WRITTEN PROBLEM:
Rewrite the entries from the very start up to and including the line with "y2023-line [664, 209, 754, 224]" as a JSON list of strings, one string per line, leaving out any blank lines.

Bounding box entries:
--------------------------------
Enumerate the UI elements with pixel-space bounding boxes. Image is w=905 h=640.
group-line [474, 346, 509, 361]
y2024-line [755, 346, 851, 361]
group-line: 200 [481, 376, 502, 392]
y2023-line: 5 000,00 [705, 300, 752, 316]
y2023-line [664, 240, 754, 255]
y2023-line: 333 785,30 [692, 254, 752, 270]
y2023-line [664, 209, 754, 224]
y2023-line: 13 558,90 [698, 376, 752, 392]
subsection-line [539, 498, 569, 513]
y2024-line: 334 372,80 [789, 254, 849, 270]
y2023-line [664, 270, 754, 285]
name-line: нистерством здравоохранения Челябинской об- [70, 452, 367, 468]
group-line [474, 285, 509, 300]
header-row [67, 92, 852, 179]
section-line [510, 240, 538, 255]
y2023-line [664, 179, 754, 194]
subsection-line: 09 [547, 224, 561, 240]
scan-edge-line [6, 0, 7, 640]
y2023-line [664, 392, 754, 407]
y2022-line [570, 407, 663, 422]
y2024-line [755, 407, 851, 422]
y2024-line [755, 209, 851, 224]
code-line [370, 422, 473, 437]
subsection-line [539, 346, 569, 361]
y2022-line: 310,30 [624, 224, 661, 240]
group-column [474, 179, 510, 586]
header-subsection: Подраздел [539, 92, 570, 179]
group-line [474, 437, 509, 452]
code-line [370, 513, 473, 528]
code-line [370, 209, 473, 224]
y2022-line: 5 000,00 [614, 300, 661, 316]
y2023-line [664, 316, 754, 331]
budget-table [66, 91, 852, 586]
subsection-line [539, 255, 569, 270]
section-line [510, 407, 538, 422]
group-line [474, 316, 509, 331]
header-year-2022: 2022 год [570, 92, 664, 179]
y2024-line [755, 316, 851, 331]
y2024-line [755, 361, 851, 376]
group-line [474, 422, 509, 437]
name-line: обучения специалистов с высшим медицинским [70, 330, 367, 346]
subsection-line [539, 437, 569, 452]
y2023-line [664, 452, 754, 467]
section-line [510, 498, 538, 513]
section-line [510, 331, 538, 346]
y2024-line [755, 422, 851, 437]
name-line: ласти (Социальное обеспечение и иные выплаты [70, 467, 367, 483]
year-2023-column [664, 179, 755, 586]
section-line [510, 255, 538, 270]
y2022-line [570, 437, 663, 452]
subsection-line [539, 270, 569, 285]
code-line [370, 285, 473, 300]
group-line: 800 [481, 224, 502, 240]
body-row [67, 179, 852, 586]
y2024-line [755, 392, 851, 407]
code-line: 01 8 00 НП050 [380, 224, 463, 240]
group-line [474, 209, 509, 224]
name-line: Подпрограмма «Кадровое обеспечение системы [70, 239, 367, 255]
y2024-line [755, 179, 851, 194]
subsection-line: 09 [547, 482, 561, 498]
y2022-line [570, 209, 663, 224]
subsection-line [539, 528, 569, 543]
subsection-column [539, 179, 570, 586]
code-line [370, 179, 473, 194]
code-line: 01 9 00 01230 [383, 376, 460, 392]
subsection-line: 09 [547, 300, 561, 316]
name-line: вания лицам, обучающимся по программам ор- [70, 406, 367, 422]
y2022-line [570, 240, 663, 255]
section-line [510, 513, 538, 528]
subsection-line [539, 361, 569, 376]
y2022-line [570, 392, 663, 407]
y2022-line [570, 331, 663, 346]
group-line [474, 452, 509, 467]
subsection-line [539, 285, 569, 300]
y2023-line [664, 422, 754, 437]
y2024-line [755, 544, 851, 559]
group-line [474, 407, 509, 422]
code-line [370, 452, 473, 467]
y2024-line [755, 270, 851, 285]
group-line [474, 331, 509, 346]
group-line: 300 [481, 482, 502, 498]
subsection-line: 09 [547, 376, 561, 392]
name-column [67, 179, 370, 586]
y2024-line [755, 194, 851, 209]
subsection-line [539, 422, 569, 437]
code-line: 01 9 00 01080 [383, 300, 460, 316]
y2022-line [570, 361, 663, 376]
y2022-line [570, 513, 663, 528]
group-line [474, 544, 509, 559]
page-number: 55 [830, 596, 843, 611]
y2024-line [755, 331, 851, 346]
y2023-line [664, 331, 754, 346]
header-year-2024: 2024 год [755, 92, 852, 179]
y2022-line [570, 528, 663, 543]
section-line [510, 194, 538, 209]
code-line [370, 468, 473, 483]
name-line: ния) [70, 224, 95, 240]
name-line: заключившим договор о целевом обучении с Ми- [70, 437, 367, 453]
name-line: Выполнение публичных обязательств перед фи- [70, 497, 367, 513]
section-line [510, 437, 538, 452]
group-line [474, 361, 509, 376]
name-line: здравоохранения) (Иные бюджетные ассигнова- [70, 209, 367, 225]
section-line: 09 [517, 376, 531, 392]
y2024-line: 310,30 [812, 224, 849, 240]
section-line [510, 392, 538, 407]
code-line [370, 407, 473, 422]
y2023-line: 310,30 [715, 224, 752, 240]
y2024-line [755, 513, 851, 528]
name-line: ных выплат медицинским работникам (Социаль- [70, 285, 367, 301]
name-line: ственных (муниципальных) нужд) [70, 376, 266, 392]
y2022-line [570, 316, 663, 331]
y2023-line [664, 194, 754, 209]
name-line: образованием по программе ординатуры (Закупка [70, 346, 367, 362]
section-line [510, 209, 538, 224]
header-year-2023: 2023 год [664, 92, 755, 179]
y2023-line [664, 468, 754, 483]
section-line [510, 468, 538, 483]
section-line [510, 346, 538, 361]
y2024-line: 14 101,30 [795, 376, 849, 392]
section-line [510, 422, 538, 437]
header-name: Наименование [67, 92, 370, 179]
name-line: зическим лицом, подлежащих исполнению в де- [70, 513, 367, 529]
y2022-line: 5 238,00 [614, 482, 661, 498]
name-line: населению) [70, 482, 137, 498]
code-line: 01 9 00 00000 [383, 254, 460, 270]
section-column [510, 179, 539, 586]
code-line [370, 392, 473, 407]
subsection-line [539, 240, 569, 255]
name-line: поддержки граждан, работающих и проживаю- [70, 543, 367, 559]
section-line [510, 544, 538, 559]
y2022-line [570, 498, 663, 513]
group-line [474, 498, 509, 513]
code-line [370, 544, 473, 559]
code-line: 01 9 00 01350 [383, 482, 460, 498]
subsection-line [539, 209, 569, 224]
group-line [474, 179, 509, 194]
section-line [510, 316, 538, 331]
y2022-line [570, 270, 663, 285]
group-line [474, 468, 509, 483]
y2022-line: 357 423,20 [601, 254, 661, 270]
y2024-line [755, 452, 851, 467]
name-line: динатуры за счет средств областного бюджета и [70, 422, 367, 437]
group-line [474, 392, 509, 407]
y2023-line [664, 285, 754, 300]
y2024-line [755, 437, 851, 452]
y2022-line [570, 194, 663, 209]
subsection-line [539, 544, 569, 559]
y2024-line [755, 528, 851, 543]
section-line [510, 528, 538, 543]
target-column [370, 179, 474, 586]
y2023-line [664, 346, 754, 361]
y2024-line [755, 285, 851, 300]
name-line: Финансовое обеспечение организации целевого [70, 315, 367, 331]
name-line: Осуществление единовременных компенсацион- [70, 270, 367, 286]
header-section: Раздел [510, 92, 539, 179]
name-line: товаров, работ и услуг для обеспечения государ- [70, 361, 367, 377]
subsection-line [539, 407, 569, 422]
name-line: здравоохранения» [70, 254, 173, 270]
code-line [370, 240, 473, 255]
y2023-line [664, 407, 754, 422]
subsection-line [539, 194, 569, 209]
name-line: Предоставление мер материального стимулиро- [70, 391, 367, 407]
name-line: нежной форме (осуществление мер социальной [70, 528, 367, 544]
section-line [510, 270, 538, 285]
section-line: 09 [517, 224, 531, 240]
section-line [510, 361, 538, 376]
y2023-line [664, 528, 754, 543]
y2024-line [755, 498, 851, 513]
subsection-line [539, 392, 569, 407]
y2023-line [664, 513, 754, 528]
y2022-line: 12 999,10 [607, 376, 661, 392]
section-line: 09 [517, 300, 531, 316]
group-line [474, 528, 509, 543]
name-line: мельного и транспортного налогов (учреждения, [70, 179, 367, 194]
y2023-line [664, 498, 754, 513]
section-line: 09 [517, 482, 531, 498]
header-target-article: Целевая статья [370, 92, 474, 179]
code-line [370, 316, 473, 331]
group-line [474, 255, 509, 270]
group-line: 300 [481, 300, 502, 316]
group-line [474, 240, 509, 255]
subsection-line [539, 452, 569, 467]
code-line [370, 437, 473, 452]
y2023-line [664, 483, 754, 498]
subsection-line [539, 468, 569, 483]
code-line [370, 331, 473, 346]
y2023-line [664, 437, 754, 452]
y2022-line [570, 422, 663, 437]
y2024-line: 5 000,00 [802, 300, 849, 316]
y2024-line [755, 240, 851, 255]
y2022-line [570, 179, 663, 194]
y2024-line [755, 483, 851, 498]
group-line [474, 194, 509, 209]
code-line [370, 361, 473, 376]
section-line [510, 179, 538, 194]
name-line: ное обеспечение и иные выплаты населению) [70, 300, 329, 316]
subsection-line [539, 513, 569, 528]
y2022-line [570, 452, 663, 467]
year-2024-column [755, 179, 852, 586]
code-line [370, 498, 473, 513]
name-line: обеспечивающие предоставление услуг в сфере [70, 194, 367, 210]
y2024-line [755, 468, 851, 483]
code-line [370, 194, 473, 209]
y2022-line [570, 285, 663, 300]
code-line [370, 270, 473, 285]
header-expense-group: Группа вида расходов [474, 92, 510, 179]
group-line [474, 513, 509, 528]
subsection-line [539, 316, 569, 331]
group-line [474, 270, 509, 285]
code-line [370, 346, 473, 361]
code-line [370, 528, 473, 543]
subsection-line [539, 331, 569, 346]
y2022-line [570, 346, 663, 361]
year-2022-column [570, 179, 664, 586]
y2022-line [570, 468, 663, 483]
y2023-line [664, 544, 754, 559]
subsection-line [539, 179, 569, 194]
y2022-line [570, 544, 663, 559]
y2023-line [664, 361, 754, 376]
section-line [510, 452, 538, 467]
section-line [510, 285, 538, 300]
--------------------------------
SOLVED PROBLEM:
[
  "Enumerate the UI elements with pixel-space bounding boxes. Image is w=905 h=640.",
  "group-line [474, 346, 509, 361]",
  "y2024-line [755, 346, 851, 361]",
  "group-line: 200 [481, 376, 502, 392]",
  "y2023-line: 5 000,00 [705, 300, 752, 316]",
  "y2023-line [664, 240, 754, 255]",
  "y2023-line: 333 785,30 [692, 254, 752, 270]",
  "y2023-line [664, 209, 754, 224]"
]